Below is a set of records; print all of them exactly as written.

THE RECORDS ::
★ ★ ★ ★ ★

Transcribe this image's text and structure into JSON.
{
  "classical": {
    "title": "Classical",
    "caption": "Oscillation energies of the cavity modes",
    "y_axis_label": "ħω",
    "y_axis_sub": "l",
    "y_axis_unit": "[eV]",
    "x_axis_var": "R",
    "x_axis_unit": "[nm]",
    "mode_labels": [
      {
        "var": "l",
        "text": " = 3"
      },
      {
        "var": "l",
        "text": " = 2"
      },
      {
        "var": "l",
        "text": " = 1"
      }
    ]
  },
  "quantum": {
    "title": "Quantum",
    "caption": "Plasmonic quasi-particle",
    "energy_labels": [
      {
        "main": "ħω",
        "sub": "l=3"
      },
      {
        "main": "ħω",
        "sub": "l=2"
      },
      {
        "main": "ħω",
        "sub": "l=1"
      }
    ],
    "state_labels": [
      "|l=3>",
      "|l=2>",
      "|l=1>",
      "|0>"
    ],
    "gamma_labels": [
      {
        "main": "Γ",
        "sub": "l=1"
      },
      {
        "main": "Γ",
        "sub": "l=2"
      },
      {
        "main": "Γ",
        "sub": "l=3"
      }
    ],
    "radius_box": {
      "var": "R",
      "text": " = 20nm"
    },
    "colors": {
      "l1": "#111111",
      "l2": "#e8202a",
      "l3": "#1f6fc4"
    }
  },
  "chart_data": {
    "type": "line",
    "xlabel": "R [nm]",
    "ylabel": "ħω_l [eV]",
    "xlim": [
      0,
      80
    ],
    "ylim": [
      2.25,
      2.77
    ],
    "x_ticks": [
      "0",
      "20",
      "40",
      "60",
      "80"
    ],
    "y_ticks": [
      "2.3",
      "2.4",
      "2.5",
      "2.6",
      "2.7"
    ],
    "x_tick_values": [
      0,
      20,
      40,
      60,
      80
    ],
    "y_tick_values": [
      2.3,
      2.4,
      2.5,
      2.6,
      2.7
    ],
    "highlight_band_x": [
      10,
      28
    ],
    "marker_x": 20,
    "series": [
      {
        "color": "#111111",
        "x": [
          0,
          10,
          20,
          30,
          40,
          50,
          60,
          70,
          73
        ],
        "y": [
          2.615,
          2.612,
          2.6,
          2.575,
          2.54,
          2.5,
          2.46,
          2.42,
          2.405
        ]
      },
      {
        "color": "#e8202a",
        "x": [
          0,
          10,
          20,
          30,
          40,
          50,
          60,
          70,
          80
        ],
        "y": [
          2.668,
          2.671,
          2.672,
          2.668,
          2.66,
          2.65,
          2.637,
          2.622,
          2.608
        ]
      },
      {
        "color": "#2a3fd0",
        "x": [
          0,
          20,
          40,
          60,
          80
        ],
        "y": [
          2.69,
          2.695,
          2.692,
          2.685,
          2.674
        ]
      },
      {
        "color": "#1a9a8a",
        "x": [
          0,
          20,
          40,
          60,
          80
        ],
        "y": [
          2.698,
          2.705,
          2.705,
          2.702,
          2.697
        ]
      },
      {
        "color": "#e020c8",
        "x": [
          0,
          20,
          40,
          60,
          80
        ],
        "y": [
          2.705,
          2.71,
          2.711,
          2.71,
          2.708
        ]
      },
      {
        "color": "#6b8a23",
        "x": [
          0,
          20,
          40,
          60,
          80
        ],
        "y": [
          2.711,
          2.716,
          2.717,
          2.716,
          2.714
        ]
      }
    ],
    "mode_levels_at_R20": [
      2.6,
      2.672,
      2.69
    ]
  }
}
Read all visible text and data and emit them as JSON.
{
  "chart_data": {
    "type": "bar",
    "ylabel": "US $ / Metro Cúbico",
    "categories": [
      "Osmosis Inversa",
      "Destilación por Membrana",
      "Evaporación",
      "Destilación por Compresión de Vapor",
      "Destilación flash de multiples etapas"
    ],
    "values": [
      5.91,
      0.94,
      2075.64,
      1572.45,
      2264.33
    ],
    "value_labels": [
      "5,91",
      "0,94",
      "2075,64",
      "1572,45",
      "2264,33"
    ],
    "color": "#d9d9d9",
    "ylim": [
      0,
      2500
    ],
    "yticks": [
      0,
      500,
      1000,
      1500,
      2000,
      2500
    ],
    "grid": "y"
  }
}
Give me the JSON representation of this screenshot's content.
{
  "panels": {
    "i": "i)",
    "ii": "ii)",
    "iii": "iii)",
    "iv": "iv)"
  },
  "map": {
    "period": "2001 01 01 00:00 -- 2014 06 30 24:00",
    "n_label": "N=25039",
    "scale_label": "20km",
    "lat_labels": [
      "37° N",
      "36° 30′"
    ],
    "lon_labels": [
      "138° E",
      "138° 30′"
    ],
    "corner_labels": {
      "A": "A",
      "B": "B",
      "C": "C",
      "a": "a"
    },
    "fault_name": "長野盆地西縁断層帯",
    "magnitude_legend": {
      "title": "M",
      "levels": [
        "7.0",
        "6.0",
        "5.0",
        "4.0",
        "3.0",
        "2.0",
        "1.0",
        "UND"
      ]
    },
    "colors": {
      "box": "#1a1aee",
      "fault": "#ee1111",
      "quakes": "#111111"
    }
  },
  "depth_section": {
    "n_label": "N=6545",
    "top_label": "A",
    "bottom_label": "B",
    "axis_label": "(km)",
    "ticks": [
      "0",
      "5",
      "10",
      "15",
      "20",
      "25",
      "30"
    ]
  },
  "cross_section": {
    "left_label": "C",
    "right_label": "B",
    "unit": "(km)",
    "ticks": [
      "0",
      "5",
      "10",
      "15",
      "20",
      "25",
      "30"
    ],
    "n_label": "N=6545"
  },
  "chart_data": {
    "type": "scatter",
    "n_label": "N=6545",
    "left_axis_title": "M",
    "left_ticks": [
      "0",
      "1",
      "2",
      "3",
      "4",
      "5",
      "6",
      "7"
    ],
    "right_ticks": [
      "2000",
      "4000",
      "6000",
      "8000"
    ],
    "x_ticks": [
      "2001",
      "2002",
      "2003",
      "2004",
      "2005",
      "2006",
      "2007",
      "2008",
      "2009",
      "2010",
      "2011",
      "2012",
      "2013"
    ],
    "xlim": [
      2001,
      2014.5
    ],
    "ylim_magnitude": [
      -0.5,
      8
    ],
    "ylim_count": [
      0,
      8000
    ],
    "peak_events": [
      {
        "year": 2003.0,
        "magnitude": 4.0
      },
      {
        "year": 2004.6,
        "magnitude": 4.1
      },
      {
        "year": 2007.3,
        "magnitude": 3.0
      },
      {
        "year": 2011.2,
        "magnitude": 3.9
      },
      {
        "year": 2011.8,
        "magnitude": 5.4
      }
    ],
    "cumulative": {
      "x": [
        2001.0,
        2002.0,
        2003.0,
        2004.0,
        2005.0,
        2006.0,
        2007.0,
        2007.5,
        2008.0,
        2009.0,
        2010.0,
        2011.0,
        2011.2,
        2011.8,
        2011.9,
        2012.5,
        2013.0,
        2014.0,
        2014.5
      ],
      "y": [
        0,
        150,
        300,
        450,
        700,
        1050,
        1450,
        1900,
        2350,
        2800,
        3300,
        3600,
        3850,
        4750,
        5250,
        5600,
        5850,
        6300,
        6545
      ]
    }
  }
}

★ ★ ★ ★ ★

ANSWER IN FULL ::
Transcribe this image's text and structure into JSON.
{
  "classical": {
    "title": "Classical",
    "caption": "Oscillation energies of the cavity modes",
    "y_axis_label": "ħω",
    "y_axis_sub": "l",
    "y_axis_unit": "[eV]",
    "x_axis_var": "R",
    "x_axis_unit": "[nm]",
    "mode_labels": [
      {
        "var": "l",
        "text": " = 3"
      },
      {
        "var": "l",
        "text": " = 2"
      },
      {
        "var": "l",
        "text": " = 1"
      }
    ]
  },
  "quantum": {
    "title": "Quantum",
    "caption": "Plasmonic quasi-particle",
    "energy_labels": [
      {
        "main": "ħω",
        "sub": "l=3"
      },
      {
        "main": "ħω",
        "sub": "l=2"
      },
      {
        "main": "ħω",
        "sub": "l=1"
      }
    ],
    "state_labels": [
      "|l=3>",
      "|l=2>",
      "|l=1>",
      "|0>"
    ],
    "gamma_labels": [
      {
        "main": "Γ",
        "sub": "l=1"
      },
      {
        "main": "Γ",
        "sub": "l=2"
      },
      {
        "main": "Γ",
        "sub": "l=3"
      }
    ],
    "radius_box": {
      "var": "R",
      "text": " = 20nm"
    },
    "colors": {
      "l1": "#111111",
      "l2": "#e8202a",
      "l3": "#1f6fc4"
    }
  },
  "chart_data": {
    "type": "line",
    "xlabel": "R [nm]",
    "ylabel": "ħω_l [eV]",
    "xlim": [
      0,
      80
    ],
    "ylim": [
      2.25,
      2.77
    ],
    "x_ticks": [
      "0",
      "20",
      "40",
      "60",
      "80"
    ],
    "y_ticks": [
      "2.3",
      "2.4",
      "2.5",
      "2.6",
      "2.7"
    ],
    "x_tick_values": [
      0,
      20,
      40,
      60,
      80
    ],
    "y_tick_values": [
      2.3,
      2.4,
      2.5,
      2.6,
      2.7
    ],
    "highlight_band_x": [
      10,
      28
    ],
    "marker_x": 20,
    "series": [
      {
        "color": "#111111",
        "x": [
          0,
          10,
          20,
          30,
          40,
          50,
          60,
          70,
          73
        ],
        "y": [
          2.615,
          2.612,
          2.6,
          2.575,
          2.54,
          2.5,
          2.46,
          2.42,
          2.405
        ]
      },
      {
        "color": "#e8202a",
        "x": [
          0,
          10,
          20,
          30,
          40,
          50,
          60,
          70,
          80
        ],
        "y": [
          2.668,
          2.671,
          2.672,
          2.668,
          2.66,
          2.65,
          2.637,
          2.622,
          2.608
        ]
      },
      {
        "color": "#2a3fd0",
        "x": [
          0,
          20,
          40,
          60,
          80
        ],
        "y": [
          2.69,
          2.695,
          2.692,
          2.685,
          2.674
        ]
      },
      {
        "color": "#1a9a8a",
        "x": [
          0,
          20,
          40,
          60,
          80
        ],
        "y": [
          2.698,
          2.705,
          2.705,
          2.702,
          2.697
        ]
      },
      {
        "color": "#e020c8",
        "x": [
          0,
          20,
          40,
          60,
          80
        ],
        "y": [
          2.705,
          2.71,
          2.711,
          2.71,
          2.708
        ]
      },
      {
        "color": "#6b8a23",
        "x": [
          0,
          20,
          40,
          60,
          80
        ],
        "y": [
          2.711,
          2.716,
          2.717,
          2.716,
          2.714
        ]
      }
    ],
    "mode_levels_at_R20": [
      2.6,
      2.672,
      2.69
    ]
  }
}
Read all visible text and data and emit them as JSON.
{
  "chart_data": {
    "type": "bar",
    "ylabel": "US $ / Metro Cúbico",
    "categories": [
      "Osmosis Inversa",
      "Destilación por Membrana",
      "Evaporación",
      "Destilación por Compresión de Vapor",
      "Destilación flash de multiples etapas"
    ],
    "values": [
      5.91,
      0.94,
      2075.64,
      1572.45,
      2264.33
    ],
    "value_labels": [
      "5,91",
      "0,94",
      "2075,64",
      "1572,45",
      "2264,33"
    ],
    "color": "#d9d9d9",
    "ylim": [
      0,
      2500
    ],
    "yticks": [
      0,
      500,
      1000,
      1500,
      2000,
      2500
    ],
    "grid": "y"
  }
}
Give me the JSON representation of this screenshot's content.
{
  "panels": {
    "i": "i)",
    "ii": "ii)",
    "iii": "iii)",
    "iv": "iv)"
  },
  "map": {
    "period": "2001 01 01 00:00 -- 2014 06 30 24:00",
    "n_label": "N=25039",
    "scale_label": "20km",
    "lat_labels": [
      "37° N",
      "36° 30′"
    ],
    "lon_labels": [
      "138° E",
      "138° 30′"
    ],
    "corner_labels": {
      "A": "A",
      "B": "B",
      "C": "C",
      "a": "a"
    },
    "fault_name": "長野盆地西縁断層帯",
    "magnitude_legend": {
      "title": "M",
      "levels": [
        "7.0",
        "6.0",
        "5.0",
        "4.0",
        "3.0",
        "2.0",
        "1.0",
        "UND"
      ]
    },
    "colors": {
      "box": "#1a1aee",
      "fault": "#ee1111",
      "quakes": "#111111"
    }
  },
  "depth_section": {
    "n_label": "N=6545",
    "top_label": "A",
    "bottom_label": "B",
    "axis_label": "(km)",
    "ticks": [
      "0",
      "5",
      "10",
      "15",
      "20",
      "25",
      "30"
    ]
  },
  "cross_section": {
    "left_label": "C",
    "right_label": "B",
    "unit": "(km)",
    "ticks": [
      "0",
      "5",
      "10",
      "15",
      "20",
      "25",
      "30"
    ],
    "n_label": "N=6545"
  },
  "chart_data": {
    "type": "scatter",
    "n_label": "N=6545",
    "left_axis_title": "M",
    "left_ticks": [
      "0",
      "1",
      "2",
      "3",
      "4",
      "5",
      "6",
      "7"
    ],
    "right_ticks": [
      "2000",
      "4000",
      "6000",
      "8000"
    ],
    "x_ticks": [
      "2001",
      "2002",
      "2003",
      "2004",
      "2005",
      "2006",
      "2007",
      "2008",
      "2009",
      "2010",
      "2011",
      "2012",
      "2013"
    ],
    "xlim": [
      2001,
      2014.5
    ],
    "ylim_magnitude": [
      -0.5,
      8
    ],
    "ylim_count": [
      0,
      8000
    ],
    "peak_events": [
      {
        "year": 2003.0,
        "magnitude": 4.0
      },
      {
        "year": 2004.6,
        "magnitude": 4.1
      },
      {
        "year": 2007.3,
        "magnitude": 3.0
      },
      {
        "year": 2011.2,
        "magnitude": 3.9
      },
      {
        "year": 2011.8,
        "magnitude": 5.4
      }
    ],
    "cumulative": {
      "x": [
        2001.0,
        2002.0,
        2003.0,
        2004.0,
        2005.0,
        2006.0,
        2007.0,
        2007.5,
        2008.0,
        2009.0,
        2010.0,
        2011.0,
        2011.2,
        2011.8,
        2011.9,
        2012.5,
        2013.0,
        2014.0,
        2014.5
      ],
      "y": [
        0,
        150,
        300,
        450,
        700,
        1050,
        1450,
        1900,
        2350,
        2800,
        3300,
        3600,
        3850,
        4750,
        5250,
        5600,
        5850,
        6300,
        6545
      ]
    }
  }
}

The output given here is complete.